* Work instructions *
1. Answer these questions about the message on the MERGE statement for PG11:
(a) What date and time does the message carry?
(b) What behavior in Oracle is given as an alternative?
(c) How does VACUUM figure in the point about EPQ?
2. Repeat word for word the part of the MERGE message from "Before I go" to "rollback + optimistic retry).".

* Document *
----

Re: MERGE SQL Statement for PG11

From: Peter Geoghegan <pg(at)bowt(dot)ie>
To: Simon Riggs <simon(at)2ndquadrant(dot)com>
Cc: Robert Haas <robertmhaas(at)gmail(dot)com>, Stephen Frost <sfrost(at)snowman(dot)net>, Michael Paquier <michael(dot)paquier(at)gmail(dot)com>, PostgreSQL-development <pgsql-hackers(at)postgresql(dot)org>
Subject: Re: MERGE SQL Statement for PG11
Date: 2017-11-06 21:50:03
Message-ID: 20171106215003.GA30357@marmot
Views: Raw Message | Whole Thread | Download mbox | Resend email
Thread:
Lists: pgsql-hackers

Simon Riggs <simon(at)2ndquadrant(dot)com> wrote:
>In step 3 we discover that an entry exists in the index for a committed row.
>
>Since we have a unique index we use it to locate the row we know
>exists and UPDATE that.
>
>We don't use a new MVCC snapshot, we do what EPQ does. EPQ is already
>violating MVCC for UPDATEs, so why does it matter if we do it for
>INSERTs also?

Before I go on to say why I think that this approach is problematic, I
want to point out a few things that I think we actually agree on:

* EPQ is fairly arbitrary as a behavior for READ COMMITTED UPDATE
conflict handling. It has more to do with how VACUUM works than about
some platonic ideal that everyone agrees on.

* We can imagine other alternatives, such as the behavior in Oracle
(statement level rollback + optimistic retry).

* Those alternatives are probably better in some ways but worse in other
ways.

* EPQ violates snapshot consistency, even though that's not inherently
necessary to avoid "READ COMMITTED serialization errors".

* ON CONFLICT also violates snapshot consistency, in rather a different
way. (Whether or not this is necessary is more debatable.)

I actually think that other MVCC systems don't actually copy Oracle here,
either, and for similar pragmatic reasons. It's a mixed bag.

>Where hides the problem?

----

* Data shown *
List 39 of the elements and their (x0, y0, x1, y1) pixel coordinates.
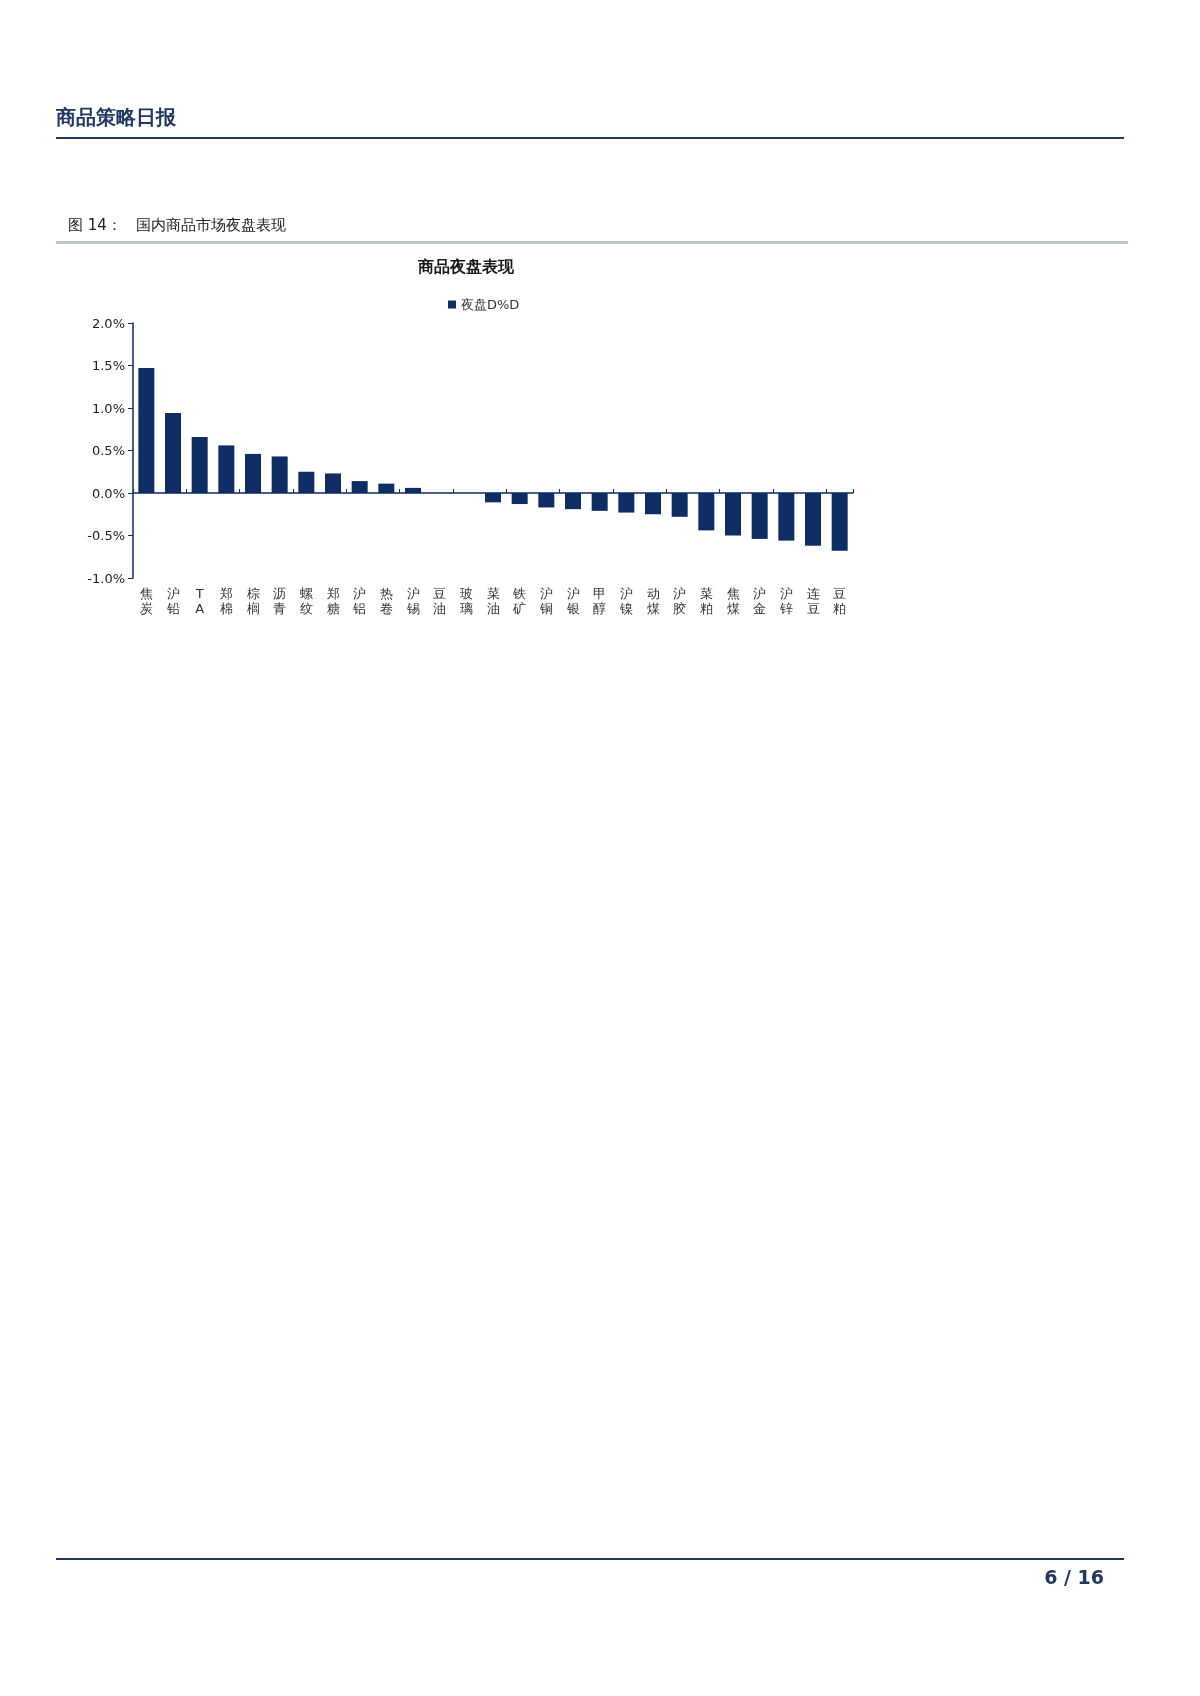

----

* Per-task outputs *
1.
(a) 2017-11-06 21:50:03
(b) Statement level rollback plus optimistic retry
(c) EPQ has more to do with how VACUUM works than with some platonic ideal that everyone agrees on.

2.
Before I go on to say why I think that this approach is problematic, I
want to point out a few things that I think we actually agree on:

* EPQ is fairly arbitrary as a behavior for READ COMMITTED UPDATE
conflict handling. It has more to do with how VACUUM works than about
some platonic ideal that everyone agrees on.

* We can imagine other alternatives, such as the behavior in Oracle
(statement level rollback + optimistic retry).